• **SUPPLIED DATA**:
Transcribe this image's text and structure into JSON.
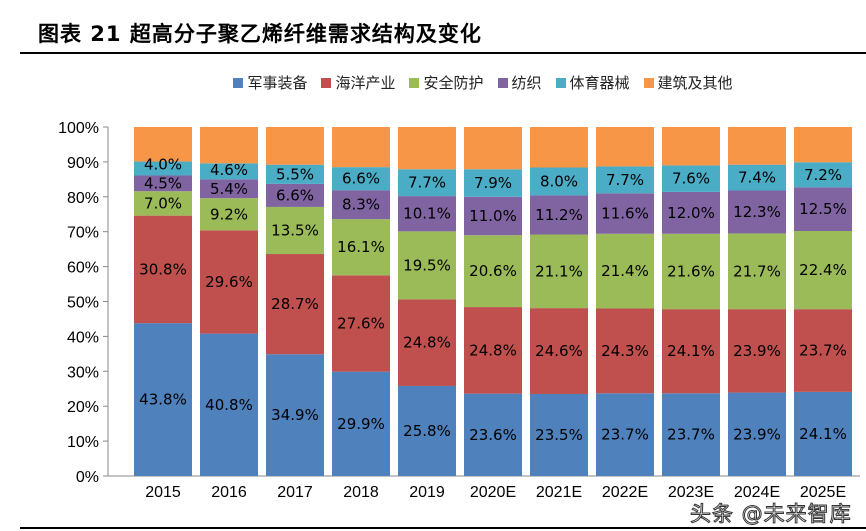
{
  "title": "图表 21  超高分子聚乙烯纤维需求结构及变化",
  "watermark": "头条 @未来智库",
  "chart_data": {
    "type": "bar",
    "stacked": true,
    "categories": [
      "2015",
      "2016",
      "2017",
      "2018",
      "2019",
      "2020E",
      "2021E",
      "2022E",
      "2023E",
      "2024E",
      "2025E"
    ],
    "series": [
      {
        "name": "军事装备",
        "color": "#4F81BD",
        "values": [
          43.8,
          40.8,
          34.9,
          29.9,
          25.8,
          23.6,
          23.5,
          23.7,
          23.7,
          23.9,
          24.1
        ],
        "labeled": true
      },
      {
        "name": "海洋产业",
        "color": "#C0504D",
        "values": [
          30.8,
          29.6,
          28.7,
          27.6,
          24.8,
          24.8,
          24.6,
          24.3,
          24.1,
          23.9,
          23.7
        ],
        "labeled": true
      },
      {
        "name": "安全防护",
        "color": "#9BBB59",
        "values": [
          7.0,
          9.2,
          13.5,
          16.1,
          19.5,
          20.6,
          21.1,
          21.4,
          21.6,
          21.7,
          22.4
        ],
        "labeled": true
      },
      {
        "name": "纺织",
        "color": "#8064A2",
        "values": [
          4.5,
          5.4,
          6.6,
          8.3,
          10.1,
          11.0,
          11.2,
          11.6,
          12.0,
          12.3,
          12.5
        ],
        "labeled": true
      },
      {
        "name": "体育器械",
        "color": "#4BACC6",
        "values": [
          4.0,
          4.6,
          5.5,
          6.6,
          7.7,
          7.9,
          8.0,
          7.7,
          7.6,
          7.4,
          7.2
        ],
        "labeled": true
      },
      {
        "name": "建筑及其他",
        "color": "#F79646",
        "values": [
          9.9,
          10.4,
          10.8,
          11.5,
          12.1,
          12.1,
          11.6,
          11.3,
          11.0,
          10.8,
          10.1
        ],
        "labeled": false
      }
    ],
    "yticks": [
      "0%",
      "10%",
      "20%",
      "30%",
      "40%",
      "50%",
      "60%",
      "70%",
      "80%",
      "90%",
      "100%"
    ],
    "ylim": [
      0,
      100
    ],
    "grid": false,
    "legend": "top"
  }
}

...

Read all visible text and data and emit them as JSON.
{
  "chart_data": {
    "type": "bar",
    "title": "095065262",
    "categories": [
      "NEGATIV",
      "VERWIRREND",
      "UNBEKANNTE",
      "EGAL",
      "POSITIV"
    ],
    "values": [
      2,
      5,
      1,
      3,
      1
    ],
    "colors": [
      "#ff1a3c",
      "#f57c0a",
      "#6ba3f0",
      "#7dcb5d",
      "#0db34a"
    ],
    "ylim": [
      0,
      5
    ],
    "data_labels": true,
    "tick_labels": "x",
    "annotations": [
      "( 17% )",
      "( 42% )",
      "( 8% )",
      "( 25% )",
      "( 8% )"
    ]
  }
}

• **EXERCISE INSTRUCTIONS**:
Using the records above, list each line that includes "title".

• **SOLUTION BELOW**:
  "title": "图表 21  超高分子聚乙烯纤维需求结构及变化",
    "title": "095065262",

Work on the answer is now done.